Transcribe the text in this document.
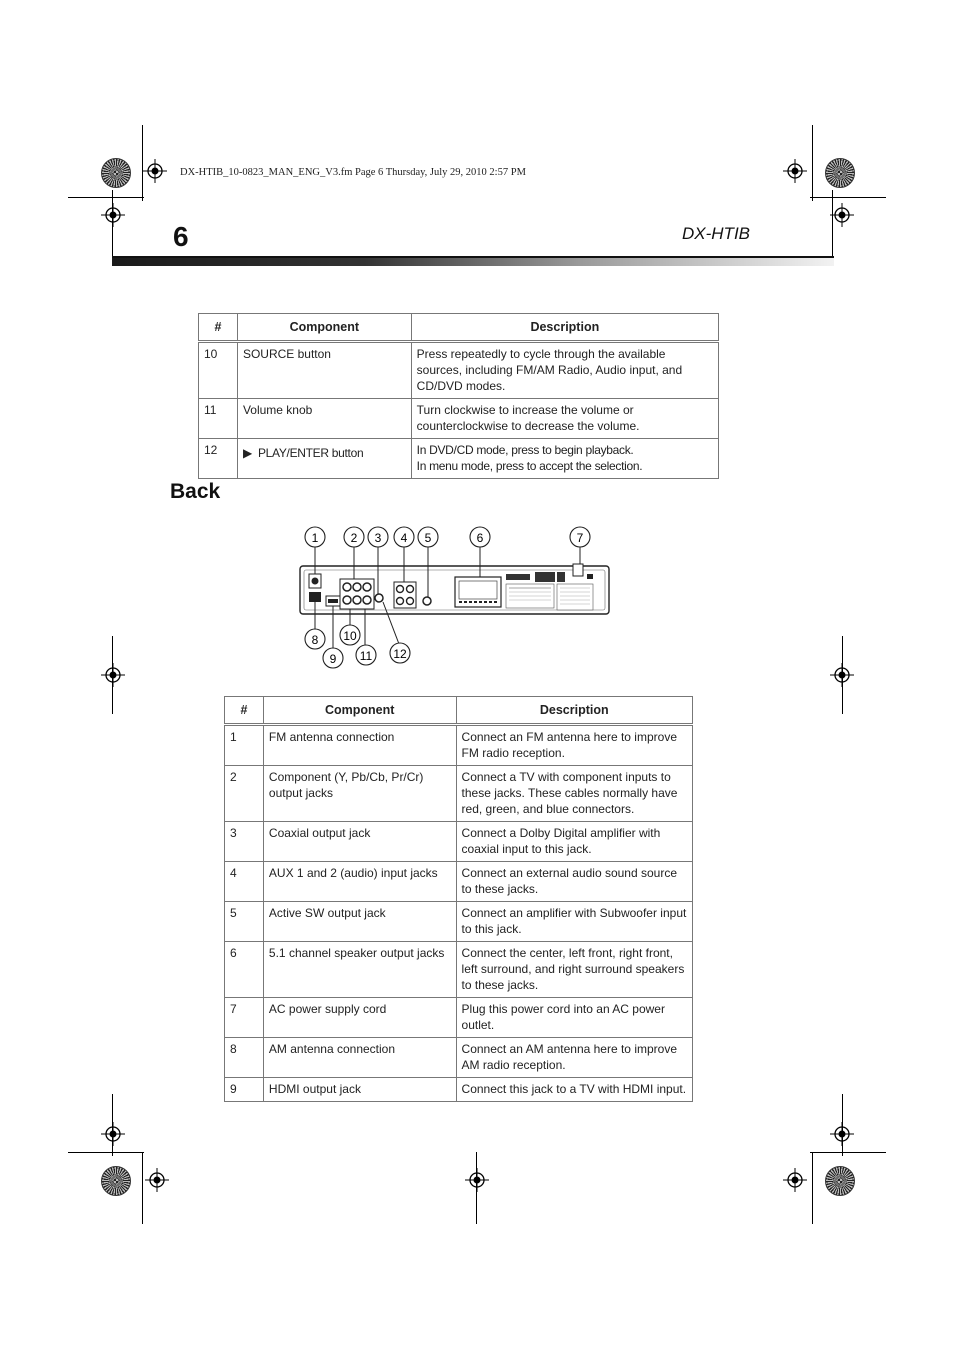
DX-HTIB_10-0823_MAN_ENG_V3.fm Page 6 Thursday, July 29, 2010 2:57 PM
6	DX-HTIB
#	Component	Description
10	SOURCE button	Press repeatedly to cycle through the available sources, including FM/AM Radio, Audio input, and CD/DVD modes.
11	Volume knob	Turn clockwise to increase the volume or counterclockwise to decrease the volume.
12	▶  PLAY/ENTER button	In DVD/CD mode, press to begin playback.
In menu mode, press to accept the selection.
Back
1	2 3 4 5	6	7
8
9
10
11 12
#	Component	Description
1	FM antenna connection	Connect an FM antenna here to improve FM radio reception.
2	Component (Y, Pb/Cb, Pr/Cr) output jacks	Connect a TV with component inputs to these jacks. These cables normally have red, green, and blue connectors.
3	Coaxial output jack	Connect a Dolby Digital amplifier with coaxial input to this jack.
4	AUX 1 and 2 (audio) input jacks	Connect an external audio sound source to these jacks.
5	Active SW output jack	Connect an amplifier with Subwoofer input to this jack.
6	5.1 channel speaker output jacks	Connect the center, left front, right front, left surround, and right surround speakers to these jacks.
7	AC power supply cord	Plug this power cord into an AC power outlet.
8	AM antenna connection	Connect an AM antenna here to improve AM radio reception.
9	HDMI output jack	Connect this jack to a TV with HDMI input.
○ ○ ○ ○
BRIEF: Check each line above for "connection" and return the ones that have it.

RESPONSE TO THE TASK:
1	FM antenna connection	Connect an FM antenna here to improve FM radio reception.
8	AM antenna connection	Connect an AM antenna here to improve AM radio reception.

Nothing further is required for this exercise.